TASK PROMPT:
Retype the data below without altering anything.

DATA ENTRIES:
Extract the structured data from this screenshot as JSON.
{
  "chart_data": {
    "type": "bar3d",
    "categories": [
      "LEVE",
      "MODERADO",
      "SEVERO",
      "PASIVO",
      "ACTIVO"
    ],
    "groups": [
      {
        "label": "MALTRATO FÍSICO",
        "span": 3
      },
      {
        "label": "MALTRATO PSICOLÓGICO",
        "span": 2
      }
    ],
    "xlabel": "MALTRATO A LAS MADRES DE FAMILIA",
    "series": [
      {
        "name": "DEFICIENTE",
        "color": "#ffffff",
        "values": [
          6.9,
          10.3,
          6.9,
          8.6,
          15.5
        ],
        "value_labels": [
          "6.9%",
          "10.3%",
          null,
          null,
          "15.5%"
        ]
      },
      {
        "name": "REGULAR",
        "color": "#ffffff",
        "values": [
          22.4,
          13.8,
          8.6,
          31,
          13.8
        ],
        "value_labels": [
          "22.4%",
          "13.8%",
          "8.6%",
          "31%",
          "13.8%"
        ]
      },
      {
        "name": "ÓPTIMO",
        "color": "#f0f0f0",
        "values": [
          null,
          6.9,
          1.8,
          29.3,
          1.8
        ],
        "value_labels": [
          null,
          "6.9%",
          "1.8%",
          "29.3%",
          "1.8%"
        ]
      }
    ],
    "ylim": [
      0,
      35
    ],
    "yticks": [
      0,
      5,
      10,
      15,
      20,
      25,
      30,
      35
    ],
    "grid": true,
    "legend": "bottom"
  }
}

SOLUTION FOR THIS EXERCISE:
Extract the structured data from this screenshot as JSON.
{
  "chart_data": {
    "type": "bar3d",
    "categories": [
      "LEVE",
      "MODERADO",
      "SEVERO",
      "PASIVO",
      "ACTIVO"
    ],
    "groups": [
      {
        "label": "MALTRATO FÍSICO",
        "span": 3
      },
      {
        "label": "MALTRATO PSICOLÓGICO",
        "span": 2
      }
    ],
    "xlabel": "MALTRATO A LAS MADRES DE FAMILIA",
    "series": [
      {
        "name": "DEFICIENTE",
        "color": "#ffffff",
        "values": [
          6.9,
          10.3,
          6.9,
          8.6,
          15.5
        ],
        "value_labels": [
          "6.9%",
          "10.3%",
          null,
          null,
          "15.5%"
        ]
      },
      {
        "name": "REGULAR",
        "color": "#ffffff",
        "values": [
          22.4,
          13.8,
          8.6,
          31,
          13.8
        ],
        "value_labels": [
          "22.4%",
          "13.8%",
          "8.6%",
          "31%",
          "13.8%"
        ]
      },
      {
        "name": "ÓPTIMO",
        "color": "#f0f0f0",
        "values": [
          null,
          6.9,
          1.8,
          29.3,
          1.8
        ],
        "value_labels": [
          null,
          "6.9%",
          "1.8%",
          "29.3%",
          "1.8%"
        ]
      }
    ],
    "ylim": [
      0,
      35
    ],
    "yticks": [
      0,
      5,
      10,
      15,
      20,
      25,
      30,
      35
    ],
    "grid": true,
    "legend": "bottom"
  }
}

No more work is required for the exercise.